■ **Figure record extracts**
----

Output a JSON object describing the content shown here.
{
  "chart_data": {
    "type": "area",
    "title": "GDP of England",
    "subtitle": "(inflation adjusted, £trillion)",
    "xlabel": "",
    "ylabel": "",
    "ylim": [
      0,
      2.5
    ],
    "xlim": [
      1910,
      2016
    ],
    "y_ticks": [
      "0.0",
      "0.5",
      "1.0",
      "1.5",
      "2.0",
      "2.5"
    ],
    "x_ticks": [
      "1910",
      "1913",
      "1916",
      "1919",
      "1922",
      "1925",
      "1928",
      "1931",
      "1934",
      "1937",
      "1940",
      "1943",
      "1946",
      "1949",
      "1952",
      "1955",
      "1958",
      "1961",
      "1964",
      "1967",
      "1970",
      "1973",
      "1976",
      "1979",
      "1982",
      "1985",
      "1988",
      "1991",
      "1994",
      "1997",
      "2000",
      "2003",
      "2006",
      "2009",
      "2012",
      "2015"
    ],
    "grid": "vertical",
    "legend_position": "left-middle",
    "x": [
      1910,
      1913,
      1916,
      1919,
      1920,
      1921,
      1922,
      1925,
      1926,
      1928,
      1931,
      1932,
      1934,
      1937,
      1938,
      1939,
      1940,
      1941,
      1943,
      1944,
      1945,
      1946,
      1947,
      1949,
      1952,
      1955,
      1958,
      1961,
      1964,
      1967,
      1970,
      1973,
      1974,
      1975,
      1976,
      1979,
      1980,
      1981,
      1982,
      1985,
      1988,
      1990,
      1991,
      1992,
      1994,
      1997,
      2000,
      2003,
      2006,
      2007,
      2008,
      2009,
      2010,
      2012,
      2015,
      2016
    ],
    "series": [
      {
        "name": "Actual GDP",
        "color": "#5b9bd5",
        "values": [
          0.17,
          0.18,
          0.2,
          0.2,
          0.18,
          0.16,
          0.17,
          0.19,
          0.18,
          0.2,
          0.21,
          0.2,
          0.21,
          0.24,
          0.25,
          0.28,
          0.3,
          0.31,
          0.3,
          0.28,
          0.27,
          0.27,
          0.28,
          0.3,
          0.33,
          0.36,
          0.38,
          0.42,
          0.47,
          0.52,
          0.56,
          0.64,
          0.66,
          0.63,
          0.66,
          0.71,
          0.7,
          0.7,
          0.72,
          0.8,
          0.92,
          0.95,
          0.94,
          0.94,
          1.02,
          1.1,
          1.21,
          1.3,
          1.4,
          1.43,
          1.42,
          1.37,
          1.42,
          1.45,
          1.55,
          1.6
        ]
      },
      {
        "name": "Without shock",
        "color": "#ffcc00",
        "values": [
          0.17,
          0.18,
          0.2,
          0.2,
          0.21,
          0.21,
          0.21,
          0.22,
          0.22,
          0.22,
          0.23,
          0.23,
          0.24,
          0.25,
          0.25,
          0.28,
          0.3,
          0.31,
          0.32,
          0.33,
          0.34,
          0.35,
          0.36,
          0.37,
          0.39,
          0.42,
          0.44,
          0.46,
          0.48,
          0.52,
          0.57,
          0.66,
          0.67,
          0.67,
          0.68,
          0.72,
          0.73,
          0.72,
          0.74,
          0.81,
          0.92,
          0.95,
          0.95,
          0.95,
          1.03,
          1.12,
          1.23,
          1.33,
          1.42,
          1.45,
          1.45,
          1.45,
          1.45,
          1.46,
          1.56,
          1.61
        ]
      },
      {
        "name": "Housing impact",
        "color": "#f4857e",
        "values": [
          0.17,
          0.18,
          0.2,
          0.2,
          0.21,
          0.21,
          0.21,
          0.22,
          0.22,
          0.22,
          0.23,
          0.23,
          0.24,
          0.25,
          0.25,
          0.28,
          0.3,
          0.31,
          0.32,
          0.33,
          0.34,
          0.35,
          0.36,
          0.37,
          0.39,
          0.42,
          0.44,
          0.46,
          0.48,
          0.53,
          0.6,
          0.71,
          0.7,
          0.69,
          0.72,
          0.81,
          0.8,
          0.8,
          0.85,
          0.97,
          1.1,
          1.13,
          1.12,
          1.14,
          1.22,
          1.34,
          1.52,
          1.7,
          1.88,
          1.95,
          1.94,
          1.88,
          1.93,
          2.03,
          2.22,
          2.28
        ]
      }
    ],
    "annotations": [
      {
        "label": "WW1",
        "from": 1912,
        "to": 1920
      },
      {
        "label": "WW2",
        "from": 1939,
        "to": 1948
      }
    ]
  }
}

----

■ **What to produce**
Each record should come back exactly as written.

■ **Solved problem**
Output a JSON object describing the content shown here.
{
  "chart_data": {
    "type": "area",
    "title": "GDP of England",
    "subtitle": "(inflation adjusted, £trillion)",
    "xlabel": "",
    "ylabel": "",
    "ylim": [
      0,
      2.5
    ],
    "xlim": [
      1910,
      2016
    ],
    "y_ticks": [
      "0.0",
      "0.5",
      "1.0",
      "1.5",
      "2.0",
      "2.5"
    ],
    "x_ticks": [
      "1910",
      "1913",
      "1916",
      "1919",
      "1922",
      "1925",
      "1928",
      "1931",
      "1934",
      "1937",
      "1940",
      "1943",
      "1946",
      "1949",
      "1952",
      "1955",
      "1958",
      "1961",
      "1964",
      "1967",
      "1970",
      "1973",
      "1976",
      "1979",
      "1982",
      "1985",
      "1988",
      "1991",
      "1994",
      "1997",
      "2000",
      "2003",
      "2006",
      "2009",
      "2012",
      "2015"
    ],
    "grid": "vertical",
    "legend_position": "left-middle",
    "x": [
      1910,
      1913,
      1916,
      1919,
      1920,
      1921,
      1922,
      1925,
      1926,
      1928,
      1931,
      1932,
      1934,
      1937,
      1938,
      1939,
      1940,
      1941,
      1943,
      1944,
      1945,
      1946,
      1947,
      1949,
      1952,
      1955,
      1958,
      1961,
      1964,
      1967,
      1970,
      1973,
      1974,
      1975,
      1976,
      1979,
      1980,
      1981,
      1982,
      1985,
      1988,
      1990,
      1991,
      1992,
      1994,
      1997,
      2000,
      2003,
      2006,
      2007,
      2008,
      2009,
      2010,
      2012,
      2015,
      2016
    ],
    "series": [
      {
        "name": "Actual GDP",
        "color": "#5b9bd5",
        "values": [
          0.17,
          0.18,
          0.2,
          0.2,
          0.18,
          0.16,
          0.17,
          0.19,
          0.18,
          0.2,
          0.21,
          0.2,
          0.21,
          0.24,
          0.25,
          0.28,
          0.3,
          0.31,
          0.3,
          0.28,
          0.27,
          0.27,
          0.28,
          0.3,
          0.33,
          0.36,
          0.38,
          0.42,
          0.47,
          0.52,
          0.56,
          0.64,
          0.66,
          0.63,
          0.66,
          0.71,
          0.7,
          0.7,
          0.72,
          0.8,
          0.92,
          0.95,
          0.94,
          0.94,
          1.02,
          1.1,
          1.21,
          1.3,
          1.4,
          1.43,
          1.42,
          1.37,
          1.42,
          1.45,
          1.55,
          1.6
        ]
      },
      {
        "name": "Without shock",
        "color": "#ffcc00",
        "values": [
          0.17,
          0.18,
          0.2,
          0.2,
          0.21,
          0.21,
          0.21,
          0.22,
          0.22,
          0.22,
          0.23,
          0.23,
          0.24,
          0.25,
          0.25,
          0.28,
          0.3,
          0.31,
          0.32,
          0.33,
          0.34,
          0.35,
          0.36,
          0.37,
          0.39,
          0.42,
          0.44,
          0.46,
          0.48,
          0.52,
          0.57,
          0.66,
          0.67,
          0.67,
          0.68,
          0.72,
          0.73,
          0.72,
          0.74,
          0.81,
          0.92,
          0.95,
          0.95,
          0.95,
          1.03,
          1.12,
          1.23,
          1.33,
          1.42,
          1.45,
          1.45,
          1.45,
          1.45,
          1.46,
          1.56,
          1.61
        ]
      },
      {
        "name": "Housing impact",
        "color": "#f4857e",
        "values": [
          0.17,
          0.18,
          0.2,
          0.2,
          0.21,
          0.21,
          0.21,
          0.22,
          0.22,
          0.22,
          0.23,
          0.23,
          0.24,
          0.25,
          0.25,
          0.28,
          0.3,
          0.31,
          0.32,
          0.33,
          0.34,
          0.35,
          0.36,
          0.37,
          0.39,
          0.42,
          0.44,
          0.46,
          0.48,
          0.53,
          0.6,
          0.71,
          0.7,
          0.69,
          0.72,
          0.81,
          0.8,
          0.8,
          0.85,
          0.97,
          1.1,
          1.13,
          1.12,
          1.14,
          1.22,
          1.34,
          1.52,
          1.7,
          1.88,
          1.95,
          1.94,
          1.88,
          1.93,
          2.03,
          2.22,
          2.28
        ]
      }
    ],
    "annotations": [
      {
        "label": "WW1",
        "from": 1912,
        "to": 1920
      },
      {
        "label": "WW2",
        "from": 1939,
        "to": 1948
      }
    ]
  }
}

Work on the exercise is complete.